I ? Introdução

A Cultura Popular está associada ao povo, geralmente aparte excluída da sociedade. Por ser uma manifestação natural de quem a produz ela não está vinculada ao conhecimento científico, planejado, e sim ao aspecto vulgar ou espontâneo das emoções individuais e coletivas de uma comunidade.
A manifestação popular é uma eclosão de sensações que partem da inspiração de acontecimentos locais e rotineiros. No entanto, essas manifestações têm enfrentado a homogeneização imposta pela Cultura Erudita e principalmente pela Cultura de Massa, que insiste em mecanizar a cultura brasileira, tornando-a sem vida, sem valor humano, oca de sensações, naturalidade e conhecimentos ímpares de determinado grupo social ou comunidade.

Material extraído:
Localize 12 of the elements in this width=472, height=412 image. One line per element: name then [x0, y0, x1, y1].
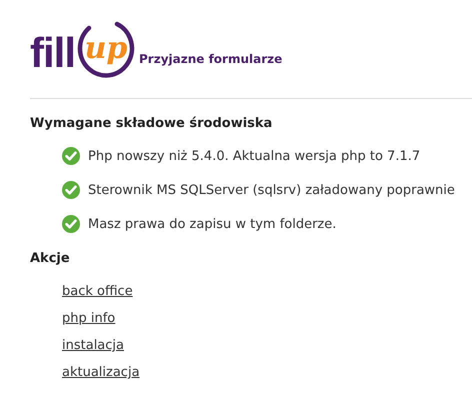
action-link[interactable]: aktualizacja	[62, 365, 140, 380]
section-heading: Akcje	[30, 251, 70, 266]
logo-tagline: Przyjazne formularze	[139, 52, 282, 66]
requirement-text: Php nowszy niż 5.4.0. Aktualna wersja php to 7.1.7	[88, 148, 420, 164]
requirement-text: Sterownik MS SQLServer (sqlsrv) załadowany poprawnie	[88, 182, 455, 198]
logo-word: fill	[30, 32, 75, 74]
action-link[interactable]: instalacja	[62, 338, 124, 353]
section-heading: Wymagane składowe środowiska	[30, 116, 272, 131]
requirement-text: Masz prawa do zapisu w tym folderze.	[88, 216, 336, 232]
action-link[interactable]: php info	[62, 311, 116, 326]
logo-accent: up	[84, 34, 128, 64]
action-link[interactable]: back office	[62, 284, 133, 299]
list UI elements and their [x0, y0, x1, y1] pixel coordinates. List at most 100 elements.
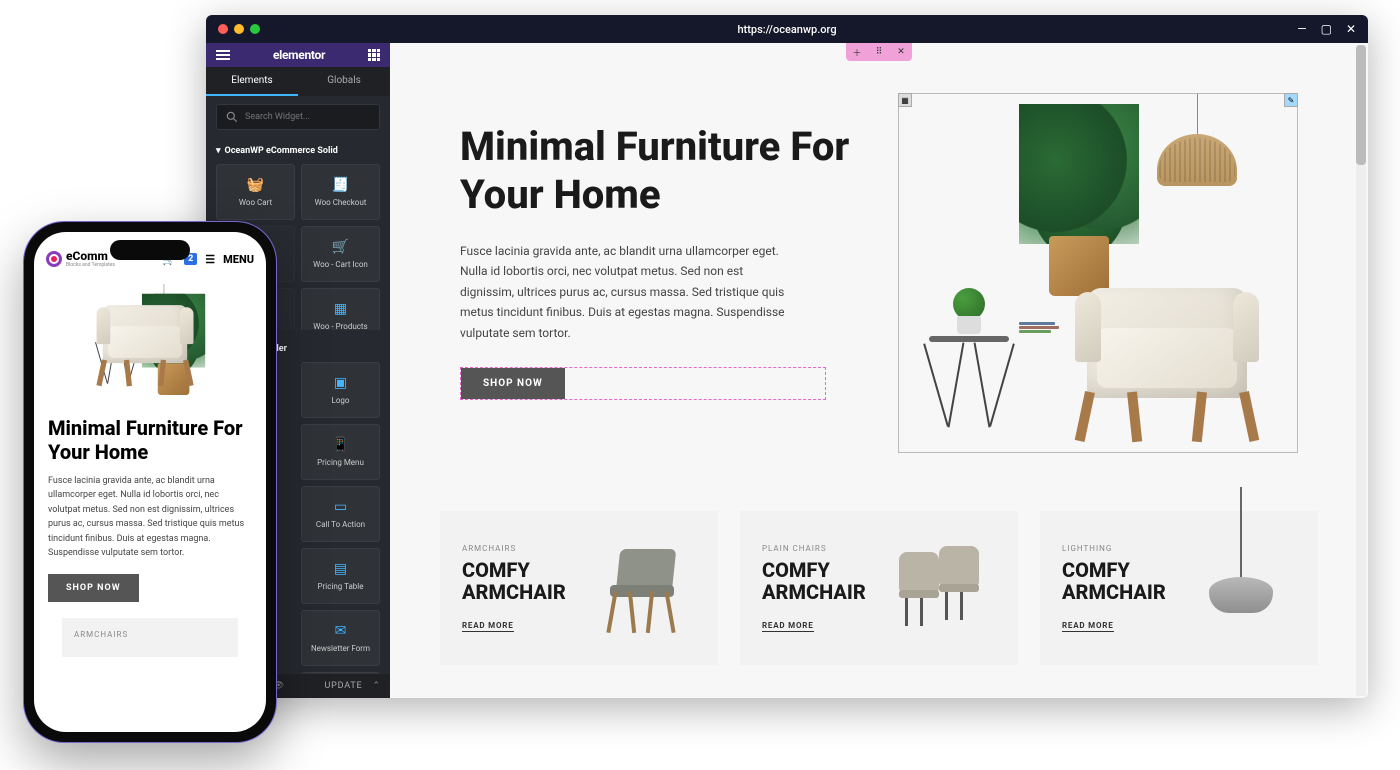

Tarefas a realizar:
a) Liste todas as culturas que o texto sobre cultura popular escreve com iniciais maiúsculas.
b) De acordo com o texto sobre cultura popular, de onde parte a inspiração da manifestação popular?
c) Dê continuidade ao texto sobre cultura popular a partir da última frase apresentada.

Resultados por tarefa:
a) Cultura Popular, Cultura Erudita e Cultura de Massa.

b) Parte de acontecimentos locais e rotineiros.

c)
Por isso, esta pesquisa busca mapear a expressão e sobrevivência da Cultura Participativa por meio do testemunho vivo de quem a constrói, e faz materializar-se num quadro singular, pois a obra de arte popular constitui um tipo de linguagem por meio da qual o homem do povo expressa sua luta pela sobrevivência. Cada objeto é um momento de vida. Ele manifesta o testemunho de algum acontecimento, a denúncia de alguma injustiça.

II ? A Cultura Popular

Para falarmos de Cultura Popular é necessário apontarmos um outro conceito de cultura. A palavra "cultura" é derivada da palavra latina "cultura", que significa, o cultivo ou o cuidado de alguma coisa, tal como grãos ou animais. A partir do século XVI em diante, este sentido original transpôs a dimensão agrícola para o processo do desenvolvimento humano, associando o cultivo de grãos ao cultivo da mente. A palavra cultura já foi utilizada como sinônimo ou contraste para a palavra civilização, com o sentido voltado ao iluminismo europeu e a crença do caráter progressivista da Era moderna.
Durante muito tempo cultura e civilização foram sendo usadas para descrever o desenvolvimento humano, restringindo o conceito à aquisição de uma postura culta, ou seja, o enobrecimento da mente e do espírito, privilégios dos europeus do século XVIII.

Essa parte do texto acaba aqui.